## [Short task]
Swap "check-icon" for "checkmark-icon" wherever it occurs in the items below, and reproduce the items with nothing else changed.

▼

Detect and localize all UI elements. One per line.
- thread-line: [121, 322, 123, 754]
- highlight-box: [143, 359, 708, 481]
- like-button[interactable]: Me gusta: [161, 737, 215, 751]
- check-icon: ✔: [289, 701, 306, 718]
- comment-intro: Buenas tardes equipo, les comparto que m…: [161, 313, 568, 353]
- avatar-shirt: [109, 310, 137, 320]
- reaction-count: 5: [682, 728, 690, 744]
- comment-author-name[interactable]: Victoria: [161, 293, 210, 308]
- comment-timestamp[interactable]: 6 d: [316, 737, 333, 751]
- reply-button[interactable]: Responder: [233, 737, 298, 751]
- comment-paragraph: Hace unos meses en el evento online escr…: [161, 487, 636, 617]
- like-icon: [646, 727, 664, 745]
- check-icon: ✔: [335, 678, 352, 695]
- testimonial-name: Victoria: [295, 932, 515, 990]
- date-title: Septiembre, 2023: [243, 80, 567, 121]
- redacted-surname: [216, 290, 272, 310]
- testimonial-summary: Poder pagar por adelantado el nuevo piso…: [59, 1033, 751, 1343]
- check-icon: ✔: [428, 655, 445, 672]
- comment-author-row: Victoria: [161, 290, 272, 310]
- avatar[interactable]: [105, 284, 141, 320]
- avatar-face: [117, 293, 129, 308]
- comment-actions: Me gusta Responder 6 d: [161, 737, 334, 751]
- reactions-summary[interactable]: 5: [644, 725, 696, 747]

▲

## [Exercise result]
Detect and localize all UI elements. One per line.
- thread-line: [121, 322, 123, 754]
- highlight-box: [143, 359, 708, 481]
- like-button[interactable]: Me gusta: [161, 737, 215, 751]
- checkmark-icon: ✔: [289, 701, 306, 718]
- comment-intro: Buenas tardes equipo, les comparto que m…: [161, 313, 568, 353]
- avatar-shirt: [109, 310, 137, 320]
- reaction-count: 5: [682, 728, 690, 744]
- comment-author-name[interactable]: Victoria: [161, 293, 210, 308]
- comment-timestamp[interactable]: 6 d: [316, 737, 333, 751]
- reply-button[interactable]: Responder: [233, 737, 298, 751]
- comment-paragraph: Hace unos meses en el evento online escr…: [161, 487, 636, 617]
- like-icon: [646, 727, 664, 745]
- checkmark-icon: ✔: [335, 678, 352, 695]
- testimonial-name: Victoria: [295, 932, 515, 990]
- date-title: Septiembre, 2023: [243, 80, 567, 121]
- redacted-surname: [216, 290, 272, 310]
- testimonial-summary: Poder pagar por adelantado el nuevo piso…: [59, 1033, 751, 1343]
- checkmark-icon: ✔: [428, 655, 445, 672]
- comment-author-row: Victoria: [161, 290, 272, 310]
- avatar[interactable]: [105, 284, 141, 320]
- avatar-face: [117, 293, 129, 308]
- comment-actions: Me gusta Responder 6 d: [161, 737, 334, 751]
- reactions-summary[interactable]: 5: [644, 725, 696, 747]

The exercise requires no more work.